▶ [OBJECTIVE] For the material that follows, list every line containing the word "Adobe".

Source records:
* Begin *

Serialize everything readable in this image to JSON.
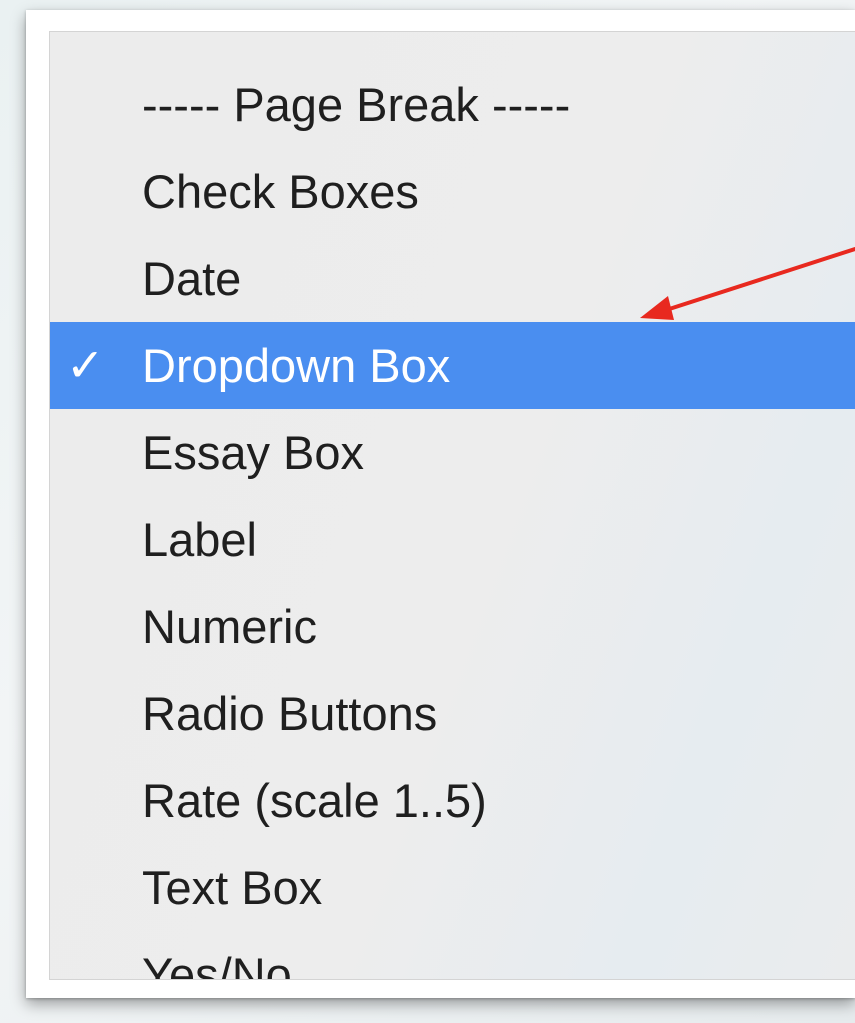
{
  "menu": {
    "items": [
      {
        "label": "----- Page Break -----",
        "selected": false
      },
      {
        "label": "Check Boxes",
        "selected": false
      },
      {
        "label": "Date",
        "selected": false
      },
      {
        "label": "Dropdown Box",
        "selected": true
      },
      {
        "label": "Essay Box",
        "selected": false
      },
      {
        "label": "Label",
        "selected": false
      },
      {
        "label": "Numeric",
        "selected": false
      },
      {
        "label": "Radio Buttons",
        "selected": false
      },
      {
        "label": "Rate (scale 1..5)",
        "selected": false
      },
      {
        "label": "Text Box",
        "selected": false
      },
      {
        "label": "Yes/No",
        "selected": false
      }
    ],
    "check_glyph": "✓",
    "selected_color": "#4a8ef0"
  },
  "annotation": {
    "type": "arrow-icon",
    "color": "#e8291f"
  }
}
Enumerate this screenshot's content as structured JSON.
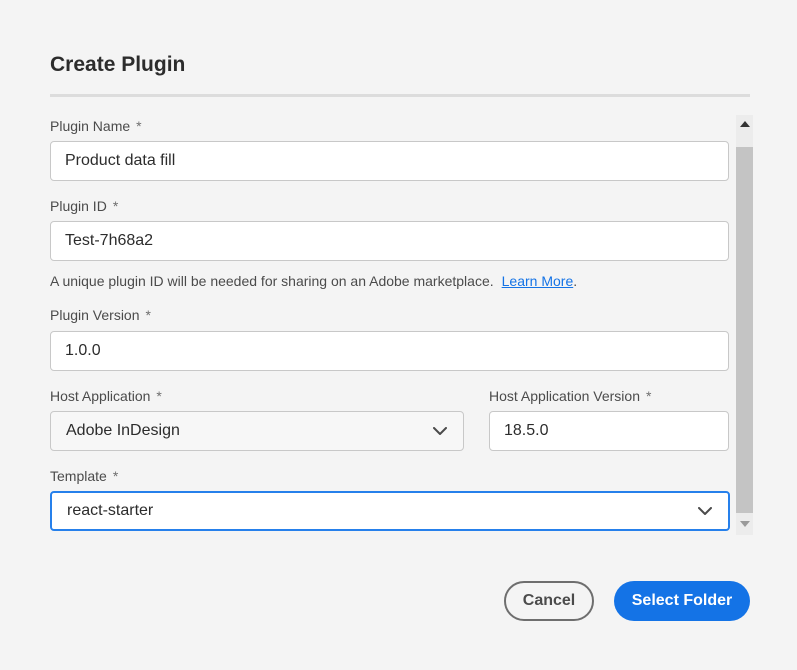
{
  "dialog": {
    "title": "Create Plugin"
  },
  "form": {
    "plugin_name": {
      "label": "Plugin Name",
      "required_mark": "*",
      "value": "Product data fill"
    },
    "plugin_id": {
      "label": "Plugin ID",
      "required_mark": "*",
      "value": "Test-7h68a2"
    },
    "plugin_id_help": {
      "text": "A unique plugin ID will be needed for sharing on an Adobe marketplace.",
      "link_text": "Learn More",
      "trailing": "."
    },
    "plugin_version": {
      "label": "Plugin Version",
      "required_mark": "*",
      "value": "1.0.0"
    },
    "host_application": {
      "label": "Host Application",
      "required_mark": "*",
      "selected": "Adobe InDesign"
    },
    "host_application_version": {
      "label": "Host Application Version",
      "required_mark": "*",
      "value": "18.5.0"
    },
    "template": {
      "label": "Template",
      "required_mark": "*",
      "selected": "react-starter"
    }
  },
  "buttons": {
    "cancel_label": "Cancel",
    "select_folder_label": "Select Folder"
  },
  "icons": {
    "chevron": "chevron-down-icon",
    "scroll_up": "triangle-up-icon",
    "scroll_down": "triangle-down-icon"
  },
  "colors": {
    "accent": "#1473e6",
    "focus_border": "#2680eb",
    "background": "#f4f4f4"
  }
}
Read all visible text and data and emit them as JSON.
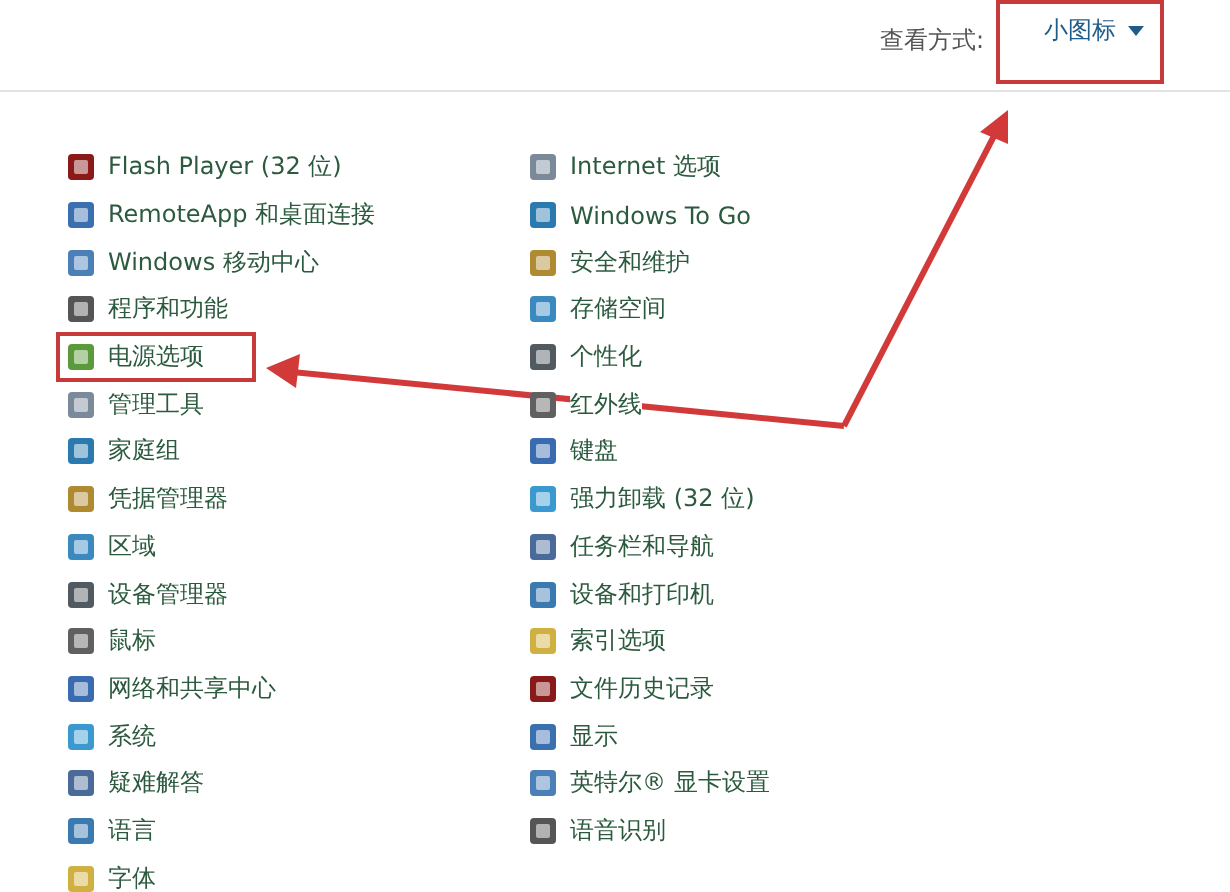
{
  "header": {
    "view_label": "查看方式:",
    "view_value": "小图标",
    "view_highlighted": true
  },
  "columns": [
    {
      "items": [
        {
          "label": "Flash Player (32 位)",
          "highlighted": false
        },
        {
          "label": "RemoteApp 和桌面连接",
          "highlighted": false
        },
        {
          "label": "Windows 移动中心",
          "highlighted": false
        },
        {
          "label": "程序和功能",
          "highlighted": false
        },
        {
          "label": "电源选项",
          "highlighted": true
        },
        {
          "label": "管理工具",
          "highlighted": false
        },
        {
          "label": "家庭组",
          "highlighted": false
        },
        {
          "label": "凭据管理器",
          "highlighted": false
        },
        {
          "label": "区域",
          "highlighted": false
        },
        {
          "label": "设备管理器",
          "highlighted": false
        },
        {
          "label": "鼠标",
          "highlighted": false
        },
        {
          "label": "网络和共享中心",
          "highlighted": false
        },
        {
          "label": "系统",
          "highlighted": false
        },
        {
          "label": "疑难解答",
          "highlighted": false
        },
        {
          "label": "语言",
          "highlighted": false
        },
        {
          "label": "字体",
          "highlighted": false
        }
      ]
    },
    {
      "items": [
        {
          "label": "Internet 选项",
          "highlighted": false
        },
        {
          "label": "Windows To Go",
          "highlighted": false
        },
        {
          "label": "安全和维护",
          "highlighted": false
        },
        {
          "label": "存储空间",
          "highlighted": false
        },
        {
          "label": "个性化",
          "highlighted": false
        },
        {
          "label": "红外线",
          "highlighted": false
        },
        {
          "label": "键盘",
          "highlighted": false
        },
        {
          "label": "强力卸载 (32 位)",
          "highlighted": false
        },
        {
          "label": "任务栏和导航",
          "highlighted": false
        },
        {
          "label": "设备和打印机",
          "highlighted": false
        },
        {
          "label": "索引选项",
          "highlighted": false
        },
        {
          "label": "文件历史记录",
          "highlighted": false
        },
        {
          "label": "显示",
          "highlighted": false
        },
        {
          "label": "英特尔® 显卡设置",
          "highlighted": false
        },
        {
          "label": "语音识别",
          "highlighted": false
        }
      ]
    }
  ]
}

* End *

▶ [COMPLETE RESPONSE]
      "text": "A unique plugin ID will be needed for sharing on an Adobe marketplace.",
      "selected": "Adobe InDesign"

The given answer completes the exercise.